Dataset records
** Begin **
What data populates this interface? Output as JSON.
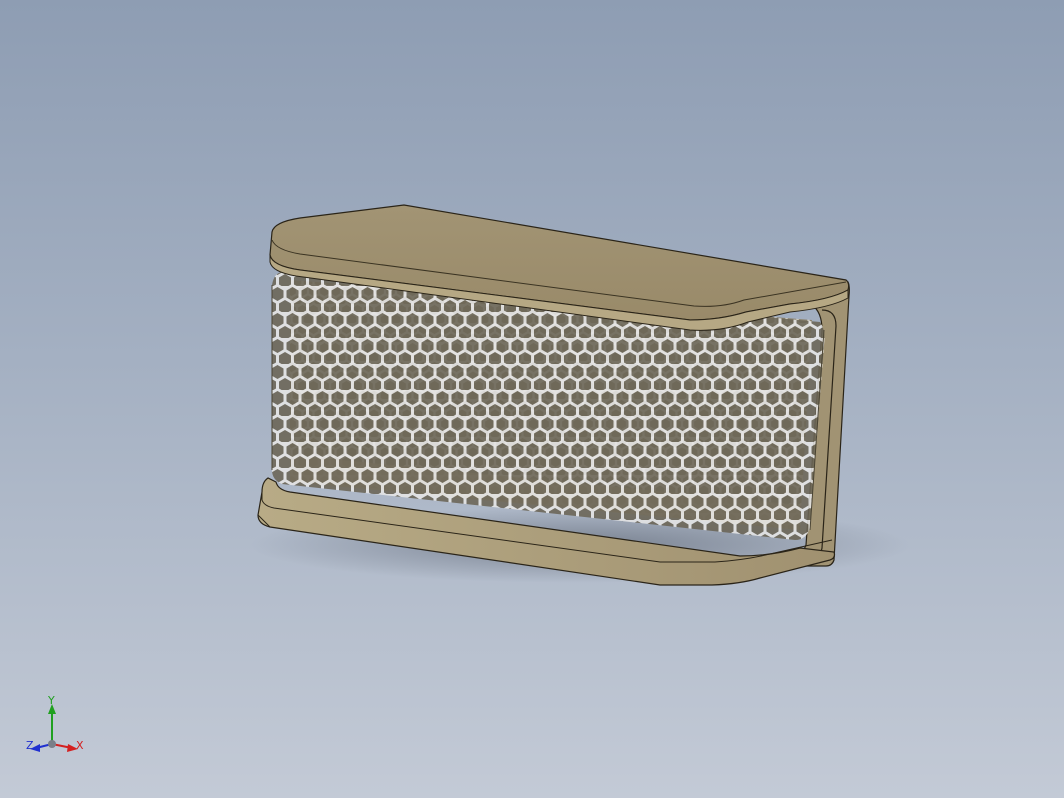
{
  "viewport": {
    "background_top": "#8e9db3",
    "background_bottom": "#c3cad6"
  },
  "model": {
    "body_color": "#a89a78",
    "top_face_color": "#a29474",
    "edge_color": "#2a2418",
    "mesh_pattern": "hexagonal"
  },
  "triad": {
    "x_label": "X",
    "y_label": "Y",
    "z_label": "Z",
    "x_color": "#d42020",
    "y_color": "#20a020",
    "z_color": "#2030d0"
  }
}
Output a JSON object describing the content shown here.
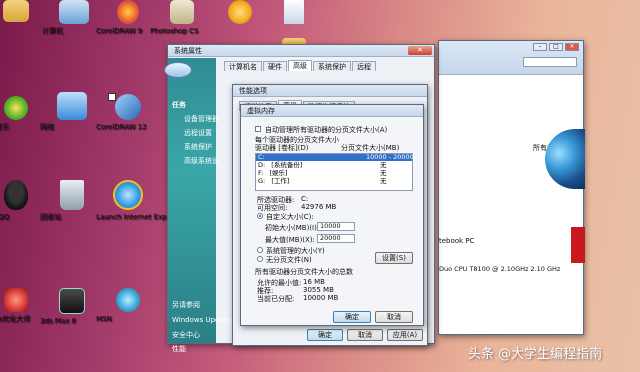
** End **
Copy every record character for character. Skip the pictures.

§ Final answer:
What data populates this interface? Output as JSON.
{
  "viewport": {
    "background_top": "#8e9db3",
    "background_bottom": "#c3cad6"
  },
  "model": {
    "body_color": "#a89a78",
    "top_face_color": "#a29474",
    "edge_color": "#2a2418",
    "mesh_pattern": "hexagonal"
  },
  "triad": {
    "x_label": "X",
    "y_label": "Y",
    "z_label": "Z",
    "x_color": "#d42020",
    "y_color": "#20a020",
    "z_color": "#2030d0"
  }
}
Output a JSON object describing the content shown here.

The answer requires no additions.